## STATED TASK
Turn every line in the records below into a Markdown table with two columns, Row and Text. Put the row number under Row and the line under Text, and skip any blank lines.
┄┄┄┄┄┄┄┄┄┄
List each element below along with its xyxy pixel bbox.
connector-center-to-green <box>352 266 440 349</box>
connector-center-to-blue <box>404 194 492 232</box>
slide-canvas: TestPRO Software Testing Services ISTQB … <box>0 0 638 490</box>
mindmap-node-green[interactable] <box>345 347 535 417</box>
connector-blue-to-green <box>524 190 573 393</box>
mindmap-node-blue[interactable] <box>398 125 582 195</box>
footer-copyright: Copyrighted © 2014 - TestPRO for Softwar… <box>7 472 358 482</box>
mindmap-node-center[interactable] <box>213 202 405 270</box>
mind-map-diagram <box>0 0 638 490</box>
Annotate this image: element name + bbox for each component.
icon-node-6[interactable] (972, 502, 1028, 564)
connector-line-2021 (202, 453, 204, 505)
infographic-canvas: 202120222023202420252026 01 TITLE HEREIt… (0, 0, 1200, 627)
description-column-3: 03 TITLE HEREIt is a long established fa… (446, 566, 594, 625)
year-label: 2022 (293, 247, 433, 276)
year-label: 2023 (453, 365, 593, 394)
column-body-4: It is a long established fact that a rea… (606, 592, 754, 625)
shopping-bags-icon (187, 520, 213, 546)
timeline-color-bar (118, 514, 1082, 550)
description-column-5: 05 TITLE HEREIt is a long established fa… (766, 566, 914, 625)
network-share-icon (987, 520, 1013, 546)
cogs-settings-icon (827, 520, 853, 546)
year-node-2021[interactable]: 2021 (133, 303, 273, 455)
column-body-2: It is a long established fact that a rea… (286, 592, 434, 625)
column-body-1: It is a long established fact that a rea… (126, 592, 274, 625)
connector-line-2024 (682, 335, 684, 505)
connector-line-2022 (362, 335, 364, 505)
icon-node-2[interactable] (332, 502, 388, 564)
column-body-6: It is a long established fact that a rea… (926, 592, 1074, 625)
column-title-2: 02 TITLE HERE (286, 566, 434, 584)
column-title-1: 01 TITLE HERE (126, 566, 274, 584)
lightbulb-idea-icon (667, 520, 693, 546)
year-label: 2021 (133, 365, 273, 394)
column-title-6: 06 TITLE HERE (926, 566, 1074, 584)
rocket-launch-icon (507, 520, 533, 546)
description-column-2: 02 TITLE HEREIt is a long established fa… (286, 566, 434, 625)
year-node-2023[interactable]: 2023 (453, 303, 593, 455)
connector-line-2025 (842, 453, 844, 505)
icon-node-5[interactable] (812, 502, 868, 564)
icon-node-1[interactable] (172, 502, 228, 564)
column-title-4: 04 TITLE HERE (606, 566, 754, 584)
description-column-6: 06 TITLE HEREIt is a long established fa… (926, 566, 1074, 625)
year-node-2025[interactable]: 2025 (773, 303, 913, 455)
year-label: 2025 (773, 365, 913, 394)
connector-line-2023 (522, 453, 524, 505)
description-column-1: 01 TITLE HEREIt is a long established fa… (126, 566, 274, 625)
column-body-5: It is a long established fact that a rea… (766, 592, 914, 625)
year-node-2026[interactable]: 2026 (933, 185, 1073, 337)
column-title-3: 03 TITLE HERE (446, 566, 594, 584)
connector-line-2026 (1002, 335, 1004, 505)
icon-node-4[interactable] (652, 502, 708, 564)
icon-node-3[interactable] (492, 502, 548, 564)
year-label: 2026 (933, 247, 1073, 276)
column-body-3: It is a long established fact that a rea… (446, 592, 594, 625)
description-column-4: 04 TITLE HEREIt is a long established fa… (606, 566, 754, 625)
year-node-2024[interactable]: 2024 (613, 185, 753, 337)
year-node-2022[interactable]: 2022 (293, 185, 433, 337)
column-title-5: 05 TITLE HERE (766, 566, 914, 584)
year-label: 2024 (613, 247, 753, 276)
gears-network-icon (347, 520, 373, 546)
┄┄┄┄┄┄┄┄┄┄
## CORRECT ANSWER
| Row | Text |
|---|---|
| 1 | List each element below along with its xyxy pixel bbox. |
| 2 | connector-center-to-green <box>352 266 440 349</box> |
| 3 | connector-center-to-blue <box>404 194 492 232</box> |
| 4 | slide-canvas: TestPRO Software Testing Services ISTQB … <box>0 0 638 490</box> |
| 5 | mindmap-node-green[interactable] <box>345 347 535 417</box> |
| 6 | connector-blue-to-green <box>524 190 573 393</box> |
| 7 | mindmap-node-blue[interactable] <box>398 125 582 195</box> |
| 8 | footer-copyright: Copyrighted © 2014 - TestPRO for Softwar… <box>7 472 358 482</box> |
| 9 | mindmap-node-center[interactable] <box>213 202 405 270</box> |
| 10 | mind-map-diagram <box>0 0 638 490</box> |
| 11 | Annotate this image: element name + bbox for each component. |
| 12 | icon-node-6[interactable] (972, 502, 1028, 564) |
| 13 | connector-line-2021 (202, 453, 204, 505) |
| 14 | infographic-canvas: 202120222023202420252026 01 TITLE HEREIt… (0, 0, 1200, 627) |
| 15 | description-column-3: 03 TITLE HEREIt is a long established fa… (446, 566, 594, 625) |
| 16 | year-label: 2022 (293, 247, 433, 276) |
| 17 | year-label: 2023 (453, 365, 593, 394) |
| 18 | column-body-4: It is a long established fact that a rea… (606, 592, 754, 625) |
| 19 | shopping-bags-icon (187, 520, 213, 546) |
| 20 | timeline-color-bar (118, 514, 1082, 550) |
| 21 | description-column-5: 05 TITLE HEREIt is a long established fa… (766, 566, 914, 625) |
| 22 | network-share-icon (987, 520, 1013, 546) |
| 23 | cogs-settings-icon (827, 520, 853, 546) |
| 24 | year-node-2021[interactable]: 2021 (133, 303, 273, 455) |
| 25 | column-body-2: It is a long established fact that a rea… (286, 592, 434, 625) |
| 26 | column-body-1: It is a long established fact that a rea… (126, 592, 274, 625) |
| 27 | connector-line-2024 (682, 335, 684, 505) |
| 28 | connector-line-2022 (362, 335, 364, 505) |
| 29 | icon-node-2[interactable] (332, 502, 388, 564) |
| 30 | column-body-6: It is a long established fact that a rea… (926, 592, 1074, 625) |
| 31 | column-title-2: 02 TITLE HERE (286, 566, 434, 584) |
| 32 | column-title-1: 01 TITLE HERE (126, 566, 274, 584) |
| 33 | lightbulb-idea-icon (667, 520, 693, 546) |
| 34 | year-label: 2021 (133, 365, 273, 394) |
| 35 | column-title-6: 06 TITLE HERE (926, 566, 1074, 584) |
| 36 | rocket-launch-icon (507, 520, 533, 546) |
| 37 | description-column-2: 02 TITLE HEREIt is a long established fa… (286, 566, 434, 625) |
| 38 | year-node-2023[interactable]: 2023 (453, 303, 593, 455) |
| 39 | connector-line-2025 (842, 453, 844, 505) |
| 40 | icon-node-5[interactable] (812, 502, 868, 564) |
| 41 | icon-node-1[interactable] (172, 502, 228, 564) |
| 42 | column-title-4: 04 TITLE HERE (606, 566, 754, 584) |
| 43 | description-column-6: 06 TITLE HEREIt is a long established fa… (926, 566, 1074, 625) |
| 44 | year-node-2025[interactable]: 2025 (773, 303, 913, 455) |
| 45 | year-label: 2025 (773, 365, 913, 394) |
| 46 | connector-line-2023 (522, 453, 524, 505) |
| 47 | description-column-1: 01 TITLE HEREIt is a long established fa… (126, 566, 274, 625) |
| 48 | column-body-5: It is a long established fact that a rea… (766, 592, 914, 625) |
| 49 | year-node-2026[interactable]: 2026 (933, 185, 1073, 337) |
| 50 | column-title-3: 03 TITLE HERE (446, 566, 594, 584) |
| 51 | connector-line-2026 (1002, 335, 1004, 505) |
| 52 | icon-node-4[interactable] (652, 502, 708, 564) |
| 53 | icon-node-3[interactable] (492, 502, 548, 564) |
| 54 | year-label: 2026 (933, 247, 1073, 276) |
| 55 | column-body-3: It is a long established fact that a rea… (446, 592, 594, 625) |
| 56 | description-column-4: 04 TITLE HEREIt is a long established fa… (606, 566, 754, 625) |
| 57 | year-node-2024[interactable]: 2024 (613, 185, 753, 337) |
| 58 | year-node-2022[interactable]: 2022 (293, 185, 433, 337) |
| 59 | column-title-5: 05 TITLE HERE (766, 566, 914, 584) |
| 60 | year-label: 2024 (613, 247, 753, 276) |
| 61 | gears-network-icon (347, 520, 373, 546) |